Prompt:
Check each line of the data for "such" and select those that have it.

------------------------------------------------

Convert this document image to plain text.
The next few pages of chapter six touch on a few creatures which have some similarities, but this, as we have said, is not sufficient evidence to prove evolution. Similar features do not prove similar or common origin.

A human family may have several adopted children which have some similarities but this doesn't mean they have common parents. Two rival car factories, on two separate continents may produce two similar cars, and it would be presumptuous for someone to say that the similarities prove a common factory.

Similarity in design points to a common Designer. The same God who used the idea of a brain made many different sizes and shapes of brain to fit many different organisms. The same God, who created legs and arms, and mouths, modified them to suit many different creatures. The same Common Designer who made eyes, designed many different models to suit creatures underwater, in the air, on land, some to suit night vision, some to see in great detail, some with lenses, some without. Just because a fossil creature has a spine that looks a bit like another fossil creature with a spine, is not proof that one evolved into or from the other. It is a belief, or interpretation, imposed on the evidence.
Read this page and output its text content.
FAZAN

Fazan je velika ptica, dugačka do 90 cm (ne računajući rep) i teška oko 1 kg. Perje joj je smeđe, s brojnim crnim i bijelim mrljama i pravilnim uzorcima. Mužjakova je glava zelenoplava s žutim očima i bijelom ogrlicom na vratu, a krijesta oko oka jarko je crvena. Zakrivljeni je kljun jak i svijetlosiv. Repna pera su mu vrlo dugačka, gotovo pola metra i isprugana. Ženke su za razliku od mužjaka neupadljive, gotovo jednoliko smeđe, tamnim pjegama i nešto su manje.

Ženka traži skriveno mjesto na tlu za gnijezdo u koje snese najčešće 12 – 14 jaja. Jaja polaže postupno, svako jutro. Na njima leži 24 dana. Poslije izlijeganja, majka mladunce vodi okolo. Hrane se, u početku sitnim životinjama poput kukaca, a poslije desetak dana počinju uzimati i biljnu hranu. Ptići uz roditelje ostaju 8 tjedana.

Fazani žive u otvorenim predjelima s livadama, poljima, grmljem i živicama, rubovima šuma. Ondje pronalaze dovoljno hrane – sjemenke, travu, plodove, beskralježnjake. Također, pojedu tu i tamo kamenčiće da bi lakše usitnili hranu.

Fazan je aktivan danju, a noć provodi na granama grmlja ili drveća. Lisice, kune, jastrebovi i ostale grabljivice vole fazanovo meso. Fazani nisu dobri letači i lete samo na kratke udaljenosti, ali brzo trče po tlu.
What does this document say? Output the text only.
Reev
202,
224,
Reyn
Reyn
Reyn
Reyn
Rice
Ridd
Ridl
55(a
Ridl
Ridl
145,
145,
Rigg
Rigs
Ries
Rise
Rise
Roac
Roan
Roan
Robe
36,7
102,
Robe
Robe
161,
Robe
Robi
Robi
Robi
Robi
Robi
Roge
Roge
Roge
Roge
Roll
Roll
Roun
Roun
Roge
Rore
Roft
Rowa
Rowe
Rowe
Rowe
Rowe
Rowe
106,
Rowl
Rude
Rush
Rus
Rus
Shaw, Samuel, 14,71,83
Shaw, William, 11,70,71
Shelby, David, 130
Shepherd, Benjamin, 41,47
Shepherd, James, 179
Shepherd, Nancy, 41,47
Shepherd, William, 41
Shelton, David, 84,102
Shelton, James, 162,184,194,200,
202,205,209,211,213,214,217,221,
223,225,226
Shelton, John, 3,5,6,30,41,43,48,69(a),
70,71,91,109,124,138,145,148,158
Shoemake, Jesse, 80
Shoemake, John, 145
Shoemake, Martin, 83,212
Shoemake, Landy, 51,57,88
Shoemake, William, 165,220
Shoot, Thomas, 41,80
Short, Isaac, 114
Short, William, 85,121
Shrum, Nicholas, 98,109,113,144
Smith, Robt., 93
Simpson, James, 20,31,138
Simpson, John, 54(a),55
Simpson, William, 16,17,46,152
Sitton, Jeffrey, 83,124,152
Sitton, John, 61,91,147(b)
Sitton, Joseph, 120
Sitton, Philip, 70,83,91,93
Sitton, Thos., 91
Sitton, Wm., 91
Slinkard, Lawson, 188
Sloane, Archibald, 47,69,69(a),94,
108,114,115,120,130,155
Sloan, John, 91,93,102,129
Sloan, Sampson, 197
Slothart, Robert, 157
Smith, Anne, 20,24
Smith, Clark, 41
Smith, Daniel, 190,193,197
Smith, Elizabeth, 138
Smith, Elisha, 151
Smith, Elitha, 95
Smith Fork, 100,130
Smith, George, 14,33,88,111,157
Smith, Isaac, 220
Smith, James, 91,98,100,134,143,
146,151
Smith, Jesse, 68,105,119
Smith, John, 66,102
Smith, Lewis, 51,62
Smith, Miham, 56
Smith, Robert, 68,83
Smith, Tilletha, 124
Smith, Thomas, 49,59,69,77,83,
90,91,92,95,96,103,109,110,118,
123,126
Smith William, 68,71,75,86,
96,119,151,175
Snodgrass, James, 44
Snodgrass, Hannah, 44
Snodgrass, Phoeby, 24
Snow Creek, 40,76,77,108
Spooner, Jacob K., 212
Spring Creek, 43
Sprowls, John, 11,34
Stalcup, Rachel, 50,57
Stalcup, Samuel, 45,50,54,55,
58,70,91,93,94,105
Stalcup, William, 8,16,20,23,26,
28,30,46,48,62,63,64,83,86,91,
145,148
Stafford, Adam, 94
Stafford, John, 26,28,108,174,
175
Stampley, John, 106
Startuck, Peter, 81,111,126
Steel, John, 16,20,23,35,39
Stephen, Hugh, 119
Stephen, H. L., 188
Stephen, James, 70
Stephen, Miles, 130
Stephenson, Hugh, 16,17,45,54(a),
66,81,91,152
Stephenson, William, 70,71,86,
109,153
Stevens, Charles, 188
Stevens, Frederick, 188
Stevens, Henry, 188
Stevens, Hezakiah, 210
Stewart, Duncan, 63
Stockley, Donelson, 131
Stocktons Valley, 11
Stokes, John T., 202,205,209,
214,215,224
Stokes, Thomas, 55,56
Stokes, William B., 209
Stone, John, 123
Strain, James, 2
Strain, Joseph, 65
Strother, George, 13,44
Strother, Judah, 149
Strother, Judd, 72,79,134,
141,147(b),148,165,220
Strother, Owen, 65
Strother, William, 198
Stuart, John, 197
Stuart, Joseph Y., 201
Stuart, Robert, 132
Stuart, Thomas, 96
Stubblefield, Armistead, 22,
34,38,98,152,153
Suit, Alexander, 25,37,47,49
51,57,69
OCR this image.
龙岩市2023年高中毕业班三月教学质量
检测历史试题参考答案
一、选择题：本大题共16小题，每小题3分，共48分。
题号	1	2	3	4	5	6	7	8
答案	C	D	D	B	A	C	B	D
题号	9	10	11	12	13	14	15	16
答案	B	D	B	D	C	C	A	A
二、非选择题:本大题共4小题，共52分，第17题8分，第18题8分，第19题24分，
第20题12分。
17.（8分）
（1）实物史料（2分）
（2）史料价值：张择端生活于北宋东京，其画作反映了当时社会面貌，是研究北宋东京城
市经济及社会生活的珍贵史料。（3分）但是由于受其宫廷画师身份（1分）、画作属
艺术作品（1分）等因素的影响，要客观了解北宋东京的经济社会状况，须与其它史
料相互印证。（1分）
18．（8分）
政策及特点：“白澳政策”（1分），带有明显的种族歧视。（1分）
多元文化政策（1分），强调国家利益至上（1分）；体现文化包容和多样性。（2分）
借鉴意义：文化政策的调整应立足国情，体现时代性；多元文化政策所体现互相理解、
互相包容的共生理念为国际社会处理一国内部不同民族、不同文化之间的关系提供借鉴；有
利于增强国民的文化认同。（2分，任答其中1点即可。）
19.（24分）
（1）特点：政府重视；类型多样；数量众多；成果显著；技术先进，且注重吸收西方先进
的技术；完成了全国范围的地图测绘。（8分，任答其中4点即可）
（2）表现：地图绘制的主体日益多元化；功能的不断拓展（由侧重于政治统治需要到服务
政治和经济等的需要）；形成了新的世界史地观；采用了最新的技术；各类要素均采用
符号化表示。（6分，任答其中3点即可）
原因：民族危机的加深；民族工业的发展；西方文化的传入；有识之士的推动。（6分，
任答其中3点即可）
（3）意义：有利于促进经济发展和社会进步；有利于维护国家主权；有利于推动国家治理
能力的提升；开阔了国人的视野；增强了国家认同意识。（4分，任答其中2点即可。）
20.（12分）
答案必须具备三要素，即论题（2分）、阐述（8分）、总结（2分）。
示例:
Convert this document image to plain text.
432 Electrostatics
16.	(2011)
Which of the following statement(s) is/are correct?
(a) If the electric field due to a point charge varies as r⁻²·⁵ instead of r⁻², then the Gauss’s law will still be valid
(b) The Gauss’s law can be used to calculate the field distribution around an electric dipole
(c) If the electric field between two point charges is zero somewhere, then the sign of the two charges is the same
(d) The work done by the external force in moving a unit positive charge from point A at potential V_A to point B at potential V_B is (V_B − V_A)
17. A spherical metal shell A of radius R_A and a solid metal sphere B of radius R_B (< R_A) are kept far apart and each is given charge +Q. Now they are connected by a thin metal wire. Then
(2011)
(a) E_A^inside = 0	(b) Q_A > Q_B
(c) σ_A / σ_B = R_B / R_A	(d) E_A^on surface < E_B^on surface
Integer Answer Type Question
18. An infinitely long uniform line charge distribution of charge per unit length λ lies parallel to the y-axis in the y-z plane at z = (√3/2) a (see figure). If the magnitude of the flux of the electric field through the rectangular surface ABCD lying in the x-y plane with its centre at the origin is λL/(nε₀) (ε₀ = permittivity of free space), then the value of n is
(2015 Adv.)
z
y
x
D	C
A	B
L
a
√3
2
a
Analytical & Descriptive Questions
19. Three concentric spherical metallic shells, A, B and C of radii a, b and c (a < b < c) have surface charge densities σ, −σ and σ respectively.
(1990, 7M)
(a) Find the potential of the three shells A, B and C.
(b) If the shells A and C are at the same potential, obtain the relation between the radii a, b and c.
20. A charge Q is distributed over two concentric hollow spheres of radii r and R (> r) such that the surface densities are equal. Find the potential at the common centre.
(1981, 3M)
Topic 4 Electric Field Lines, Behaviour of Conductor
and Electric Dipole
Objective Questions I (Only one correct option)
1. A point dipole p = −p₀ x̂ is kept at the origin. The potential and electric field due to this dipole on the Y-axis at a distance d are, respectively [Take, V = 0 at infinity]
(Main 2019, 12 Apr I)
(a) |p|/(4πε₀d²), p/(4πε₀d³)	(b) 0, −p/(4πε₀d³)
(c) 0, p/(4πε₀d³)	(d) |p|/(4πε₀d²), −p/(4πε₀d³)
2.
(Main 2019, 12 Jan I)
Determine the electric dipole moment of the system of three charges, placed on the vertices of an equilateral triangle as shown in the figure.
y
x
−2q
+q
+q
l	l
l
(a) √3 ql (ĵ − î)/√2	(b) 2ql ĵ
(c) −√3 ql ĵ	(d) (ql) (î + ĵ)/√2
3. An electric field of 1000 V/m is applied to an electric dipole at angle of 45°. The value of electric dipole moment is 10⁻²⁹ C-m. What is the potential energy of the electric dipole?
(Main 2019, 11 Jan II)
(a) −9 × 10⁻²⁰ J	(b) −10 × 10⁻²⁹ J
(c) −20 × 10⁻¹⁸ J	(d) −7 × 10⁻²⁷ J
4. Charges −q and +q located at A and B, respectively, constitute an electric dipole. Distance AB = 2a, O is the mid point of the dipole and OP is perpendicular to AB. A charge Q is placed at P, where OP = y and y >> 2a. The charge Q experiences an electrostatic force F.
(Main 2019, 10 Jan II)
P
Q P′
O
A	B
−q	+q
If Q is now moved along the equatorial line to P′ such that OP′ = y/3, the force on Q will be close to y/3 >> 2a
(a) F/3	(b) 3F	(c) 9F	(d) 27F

------------------------------------------------

Reply to the exercise:
20. A charge Q is distributed over two concentric hollow spheres of radii r and R (> r) such that the surface densities are equal. Find the potential at the common centre.
If Q is now moved along the equatorial line to P′ such that OP′ = y/3, the force on Q will be close to y/3 >> 2a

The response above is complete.